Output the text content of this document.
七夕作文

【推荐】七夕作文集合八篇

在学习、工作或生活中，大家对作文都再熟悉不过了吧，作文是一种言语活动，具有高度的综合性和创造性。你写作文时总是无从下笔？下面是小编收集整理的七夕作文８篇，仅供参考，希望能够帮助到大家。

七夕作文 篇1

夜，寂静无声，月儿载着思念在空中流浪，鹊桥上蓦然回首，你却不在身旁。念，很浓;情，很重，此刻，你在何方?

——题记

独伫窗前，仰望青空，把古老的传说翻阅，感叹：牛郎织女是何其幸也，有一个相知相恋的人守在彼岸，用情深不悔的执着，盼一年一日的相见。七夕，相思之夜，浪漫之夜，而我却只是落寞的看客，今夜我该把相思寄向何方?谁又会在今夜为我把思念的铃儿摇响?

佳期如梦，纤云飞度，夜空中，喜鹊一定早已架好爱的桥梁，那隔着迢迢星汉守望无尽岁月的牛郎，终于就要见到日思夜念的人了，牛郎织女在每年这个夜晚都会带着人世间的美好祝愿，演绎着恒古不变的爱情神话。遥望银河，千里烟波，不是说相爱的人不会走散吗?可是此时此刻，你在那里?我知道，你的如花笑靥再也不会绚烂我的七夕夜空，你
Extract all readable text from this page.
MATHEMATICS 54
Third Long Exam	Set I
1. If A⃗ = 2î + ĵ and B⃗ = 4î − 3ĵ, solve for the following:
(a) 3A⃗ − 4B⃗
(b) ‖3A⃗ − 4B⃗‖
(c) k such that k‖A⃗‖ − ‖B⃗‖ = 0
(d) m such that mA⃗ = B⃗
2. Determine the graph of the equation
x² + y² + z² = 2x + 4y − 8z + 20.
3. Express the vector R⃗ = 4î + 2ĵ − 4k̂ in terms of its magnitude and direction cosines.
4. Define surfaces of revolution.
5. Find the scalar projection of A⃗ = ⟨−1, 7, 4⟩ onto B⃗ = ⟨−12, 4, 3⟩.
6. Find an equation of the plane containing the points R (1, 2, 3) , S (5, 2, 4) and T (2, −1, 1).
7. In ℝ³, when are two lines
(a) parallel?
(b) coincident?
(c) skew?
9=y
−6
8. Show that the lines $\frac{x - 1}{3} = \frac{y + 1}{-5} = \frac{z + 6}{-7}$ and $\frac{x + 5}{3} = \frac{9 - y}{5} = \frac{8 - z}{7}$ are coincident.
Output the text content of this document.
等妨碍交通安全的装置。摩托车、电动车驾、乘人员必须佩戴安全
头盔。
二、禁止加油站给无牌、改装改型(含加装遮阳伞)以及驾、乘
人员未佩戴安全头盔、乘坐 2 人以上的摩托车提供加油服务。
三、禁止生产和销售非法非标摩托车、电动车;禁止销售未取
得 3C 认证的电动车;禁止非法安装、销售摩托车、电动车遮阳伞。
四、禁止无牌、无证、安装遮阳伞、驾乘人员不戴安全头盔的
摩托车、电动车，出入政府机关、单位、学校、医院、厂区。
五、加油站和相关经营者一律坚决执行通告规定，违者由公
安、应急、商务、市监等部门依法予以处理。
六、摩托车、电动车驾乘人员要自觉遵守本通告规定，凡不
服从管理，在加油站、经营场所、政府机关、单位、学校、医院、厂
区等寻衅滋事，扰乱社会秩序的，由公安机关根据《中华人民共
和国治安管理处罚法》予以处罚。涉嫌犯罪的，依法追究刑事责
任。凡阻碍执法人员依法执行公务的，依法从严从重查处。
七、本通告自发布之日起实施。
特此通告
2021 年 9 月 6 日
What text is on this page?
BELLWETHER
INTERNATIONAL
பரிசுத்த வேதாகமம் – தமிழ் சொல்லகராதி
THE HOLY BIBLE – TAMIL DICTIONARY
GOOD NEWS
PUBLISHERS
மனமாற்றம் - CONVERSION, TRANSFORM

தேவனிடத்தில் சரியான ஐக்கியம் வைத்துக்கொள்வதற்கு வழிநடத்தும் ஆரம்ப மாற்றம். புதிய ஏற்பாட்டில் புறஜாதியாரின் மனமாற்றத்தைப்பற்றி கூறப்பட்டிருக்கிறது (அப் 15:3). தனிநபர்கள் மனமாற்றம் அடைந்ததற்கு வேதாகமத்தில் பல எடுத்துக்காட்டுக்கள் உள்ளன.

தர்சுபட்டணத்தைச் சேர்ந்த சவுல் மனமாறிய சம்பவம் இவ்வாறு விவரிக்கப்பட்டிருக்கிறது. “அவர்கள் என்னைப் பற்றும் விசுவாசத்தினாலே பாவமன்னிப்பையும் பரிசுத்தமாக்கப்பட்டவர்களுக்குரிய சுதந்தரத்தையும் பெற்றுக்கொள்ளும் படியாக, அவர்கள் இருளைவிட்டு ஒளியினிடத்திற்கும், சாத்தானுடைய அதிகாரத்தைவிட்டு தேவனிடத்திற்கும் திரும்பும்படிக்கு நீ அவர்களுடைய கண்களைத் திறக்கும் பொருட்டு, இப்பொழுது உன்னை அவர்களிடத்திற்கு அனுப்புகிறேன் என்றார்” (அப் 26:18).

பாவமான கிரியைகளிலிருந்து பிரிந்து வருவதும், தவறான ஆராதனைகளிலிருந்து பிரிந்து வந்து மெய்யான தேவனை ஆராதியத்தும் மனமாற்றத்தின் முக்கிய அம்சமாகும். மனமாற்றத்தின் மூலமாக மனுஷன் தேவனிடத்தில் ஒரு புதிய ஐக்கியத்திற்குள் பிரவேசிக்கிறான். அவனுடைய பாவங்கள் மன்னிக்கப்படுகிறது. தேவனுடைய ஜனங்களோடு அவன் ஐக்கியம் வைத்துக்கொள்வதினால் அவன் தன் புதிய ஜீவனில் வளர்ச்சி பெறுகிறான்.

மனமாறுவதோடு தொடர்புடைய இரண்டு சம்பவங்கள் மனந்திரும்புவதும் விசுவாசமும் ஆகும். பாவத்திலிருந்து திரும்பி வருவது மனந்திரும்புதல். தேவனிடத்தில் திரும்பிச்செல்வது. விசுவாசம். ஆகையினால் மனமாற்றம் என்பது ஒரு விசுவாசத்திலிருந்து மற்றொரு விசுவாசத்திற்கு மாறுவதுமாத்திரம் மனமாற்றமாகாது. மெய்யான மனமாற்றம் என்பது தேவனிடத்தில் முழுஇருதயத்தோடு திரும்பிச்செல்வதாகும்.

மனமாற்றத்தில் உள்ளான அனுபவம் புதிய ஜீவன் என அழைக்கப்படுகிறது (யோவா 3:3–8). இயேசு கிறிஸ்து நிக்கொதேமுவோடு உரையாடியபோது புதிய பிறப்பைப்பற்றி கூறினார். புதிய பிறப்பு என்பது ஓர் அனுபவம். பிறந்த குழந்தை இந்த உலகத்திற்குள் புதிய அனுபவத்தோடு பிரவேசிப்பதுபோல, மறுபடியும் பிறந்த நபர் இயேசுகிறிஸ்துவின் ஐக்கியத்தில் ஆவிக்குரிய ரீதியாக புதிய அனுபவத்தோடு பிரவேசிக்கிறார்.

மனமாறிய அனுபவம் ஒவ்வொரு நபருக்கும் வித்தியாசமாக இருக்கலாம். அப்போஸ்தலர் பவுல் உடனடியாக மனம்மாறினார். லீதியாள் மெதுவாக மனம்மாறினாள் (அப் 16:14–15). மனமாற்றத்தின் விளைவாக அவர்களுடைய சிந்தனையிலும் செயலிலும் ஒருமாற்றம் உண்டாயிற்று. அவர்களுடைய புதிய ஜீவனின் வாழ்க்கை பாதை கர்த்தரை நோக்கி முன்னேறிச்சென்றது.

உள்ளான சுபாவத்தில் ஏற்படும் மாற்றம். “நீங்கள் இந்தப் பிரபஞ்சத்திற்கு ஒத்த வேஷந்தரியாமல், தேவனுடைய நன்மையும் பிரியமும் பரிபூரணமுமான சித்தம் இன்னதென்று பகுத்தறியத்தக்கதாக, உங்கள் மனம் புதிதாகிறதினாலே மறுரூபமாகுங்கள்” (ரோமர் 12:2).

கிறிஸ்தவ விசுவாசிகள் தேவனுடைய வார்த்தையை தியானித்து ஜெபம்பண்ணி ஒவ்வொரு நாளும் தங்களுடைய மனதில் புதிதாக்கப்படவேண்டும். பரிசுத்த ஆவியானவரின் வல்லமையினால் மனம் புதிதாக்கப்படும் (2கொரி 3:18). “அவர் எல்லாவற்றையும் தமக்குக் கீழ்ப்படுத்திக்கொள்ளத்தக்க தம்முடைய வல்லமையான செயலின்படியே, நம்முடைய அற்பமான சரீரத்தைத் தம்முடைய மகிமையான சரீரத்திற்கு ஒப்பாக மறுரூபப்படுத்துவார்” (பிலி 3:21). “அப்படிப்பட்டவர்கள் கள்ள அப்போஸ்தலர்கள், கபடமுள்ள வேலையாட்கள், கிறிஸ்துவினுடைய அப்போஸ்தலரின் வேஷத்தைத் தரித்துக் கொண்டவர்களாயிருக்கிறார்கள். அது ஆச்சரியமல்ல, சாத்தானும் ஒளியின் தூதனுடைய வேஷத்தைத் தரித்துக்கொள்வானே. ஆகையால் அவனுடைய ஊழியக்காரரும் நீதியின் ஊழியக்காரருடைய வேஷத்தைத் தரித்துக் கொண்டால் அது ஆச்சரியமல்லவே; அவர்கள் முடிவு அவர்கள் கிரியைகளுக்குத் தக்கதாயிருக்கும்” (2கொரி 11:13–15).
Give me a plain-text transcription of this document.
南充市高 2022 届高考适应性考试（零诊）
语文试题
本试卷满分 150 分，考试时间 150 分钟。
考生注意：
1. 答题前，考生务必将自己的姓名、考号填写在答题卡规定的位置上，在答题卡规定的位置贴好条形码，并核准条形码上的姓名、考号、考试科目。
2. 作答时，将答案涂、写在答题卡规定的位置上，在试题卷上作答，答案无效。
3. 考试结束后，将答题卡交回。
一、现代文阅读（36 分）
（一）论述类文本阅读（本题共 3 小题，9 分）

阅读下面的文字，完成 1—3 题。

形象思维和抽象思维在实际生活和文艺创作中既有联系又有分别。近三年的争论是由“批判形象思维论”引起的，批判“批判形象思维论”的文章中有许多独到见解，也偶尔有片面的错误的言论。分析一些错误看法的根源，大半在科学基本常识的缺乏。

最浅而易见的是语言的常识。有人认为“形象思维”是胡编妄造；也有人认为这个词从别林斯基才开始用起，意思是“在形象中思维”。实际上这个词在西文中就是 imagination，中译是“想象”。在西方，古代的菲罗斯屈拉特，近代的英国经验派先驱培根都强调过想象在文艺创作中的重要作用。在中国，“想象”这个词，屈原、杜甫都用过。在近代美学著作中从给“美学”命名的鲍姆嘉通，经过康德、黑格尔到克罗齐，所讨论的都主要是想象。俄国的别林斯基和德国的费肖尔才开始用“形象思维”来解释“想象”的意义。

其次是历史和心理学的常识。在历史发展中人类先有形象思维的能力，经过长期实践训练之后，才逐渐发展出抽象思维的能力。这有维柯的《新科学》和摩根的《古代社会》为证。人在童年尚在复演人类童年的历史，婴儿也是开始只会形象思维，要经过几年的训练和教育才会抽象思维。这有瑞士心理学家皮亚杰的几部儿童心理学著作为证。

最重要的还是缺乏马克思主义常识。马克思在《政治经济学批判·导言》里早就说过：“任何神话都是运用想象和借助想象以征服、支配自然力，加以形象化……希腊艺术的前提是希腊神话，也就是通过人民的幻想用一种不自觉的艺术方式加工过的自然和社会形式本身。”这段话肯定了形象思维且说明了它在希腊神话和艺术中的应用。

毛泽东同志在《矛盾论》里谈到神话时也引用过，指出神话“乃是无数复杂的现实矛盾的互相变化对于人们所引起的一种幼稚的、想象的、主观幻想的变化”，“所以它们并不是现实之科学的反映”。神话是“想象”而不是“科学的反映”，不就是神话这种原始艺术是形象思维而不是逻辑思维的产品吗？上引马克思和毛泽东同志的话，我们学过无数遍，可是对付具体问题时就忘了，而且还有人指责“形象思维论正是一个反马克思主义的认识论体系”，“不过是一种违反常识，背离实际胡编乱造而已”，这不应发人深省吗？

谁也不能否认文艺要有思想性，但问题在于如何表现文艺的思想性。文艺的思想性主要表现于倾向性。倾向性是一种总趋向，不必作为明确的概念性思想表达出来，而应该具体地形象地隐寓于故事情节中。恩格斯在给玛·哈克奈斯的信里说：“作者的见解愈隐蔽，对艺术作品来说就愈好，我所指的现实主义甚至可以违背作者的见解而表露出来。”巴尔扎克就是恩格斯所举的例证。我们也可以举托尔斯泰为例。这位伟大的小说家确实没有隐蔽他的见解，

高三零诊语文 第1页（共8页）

■ ■ ■ ■ ■ ■ ■

Task statement:
Transcribe the records above exactly, but only from the line that contains "Give me a plain-text" through their final line, inclusive.

Solution:
Give me a plain-text transcription of this document.
南充市高 2022 届高考适应性考试（零诊）
语文试题
本试卷满分 150 分，考试时间 150 分钟。
考生注意：
1. 答题前，考生务必将自己的姓名、考号填写在答题卡规定的位置上，在答题卡规定的位置贴好条形码，并核准条形码上的姓名、考号、考试科目。
2. 作答时，将答案涂、写在答题卡规定的位置上，在试题卷上作答，答案无效。
3. 考试结束后，将答题卡交回。
一、现代文阅读（36 分）
（一）论述类文本阅读（本题共 3 小题，9 分）

阅读下面的文字，完成 1—3 题。

形象思维和抽象思维在实际生活和文艺创作中既有联系又有分别。近三年的争论是由“批判形象思维论”引起的，批判“批判形象思维论”的文章中有许多独到见解，也偶尔有片面的错误的言论。分析一些错误看法的根源，大半在科学基本常识的缺乏。

最浅而易见的是语言的常识。有人认为“形象思维”是胡编妄造；也有人认为这个词从别林斯基才开始用起，意思是“在形象中思维”。实际上这个词在西文中就是 imagination，中译是“想象”。在西方，古代的菲罗斯屈拉特，近代的英国经验派先驱培根都强调过想象在文艺创作中的重要作用。在中国，“想象”这个词，屈原、杜甫都用过。在近代美学著作中从给“美学”命名的鲍姆嘉通，经过康德、黑格尔到克罗齐，所讨论的都主要是想象。俄国的别林斯基和德国的费肖尔才开始用“形象思维”来解释“想象”的意义。

其次是历史和心理学的常识。在历史发展中人类先有形象思维的能力，经过长期实践训练之后，才逐渐发展出抽象思维的能力。这有维柯的《新科学》和摩根的《古代社会》为证。人在童年尚在复演人类童年的历史，婴儿也是开始只会形象思维，要经过几年的训练和教育才会抽象思维。这有瑞士心理学家皮亚杰的几部儿童心理学著作为证。

最重要的还是缺乏马克思主义常识。马克思在《政治经济学批判·导言》里早就说过：“任何神话都是运用想象和借助想象以征服、支配自然力，加以形象化……希腊艺术的前提是希腊神话，也就是通过人民的幻想用一种不自觉的艺术方式加工过的自然和社会形式本身。”这段话肯定了形象思维且说明了它在希腊神话和艺术中的应用。

毛泽东同志在《矛盾论》里谈到神话时也引用过，指出神话“乃是无数复杂的现实矛盾的互相变化对于人们所引起的一种幼稚的、想象的、主观幻想的变化”，“所以它们并不是现实之科学的反映”。神话是“想象”而不是“科学的反映”，不就是神话这种原始艺术是形象思维而不是逻辑思维的产品吗？上引马克思和毛泽东同志的话，我们学过无数遍，可是对付具体问题时就忘了，而且还有人指责“形象思维论正是一个反马克思主义的认识论体系”，“不过是一种违反常识，背离实际胡编乱造而已”，这不应发人深省吗？

谁也不能否认文艺要有思想性，但问题在于如何表现文艺的思想性。文艺的思想性主要表现于倾向性。倾向性是一种总趋向，不必作为明确的概念性思想表达出来，而应该具体地形象地隐寓于故事情节中。恩格斯在给玛·哈克奈斯的信里说：“作者的见解愈隐蔽，对艺术作品来说就愈好，我所指的现实主义甚至可以违背作者的见解而表露出来。”巴尔扎克就是恩格斯所举的例证。我们也可以举托尔斯泰为例。这位伟大的小说家确实没有隐蔽他的见解，

高三零诊语文 第1页（共8页）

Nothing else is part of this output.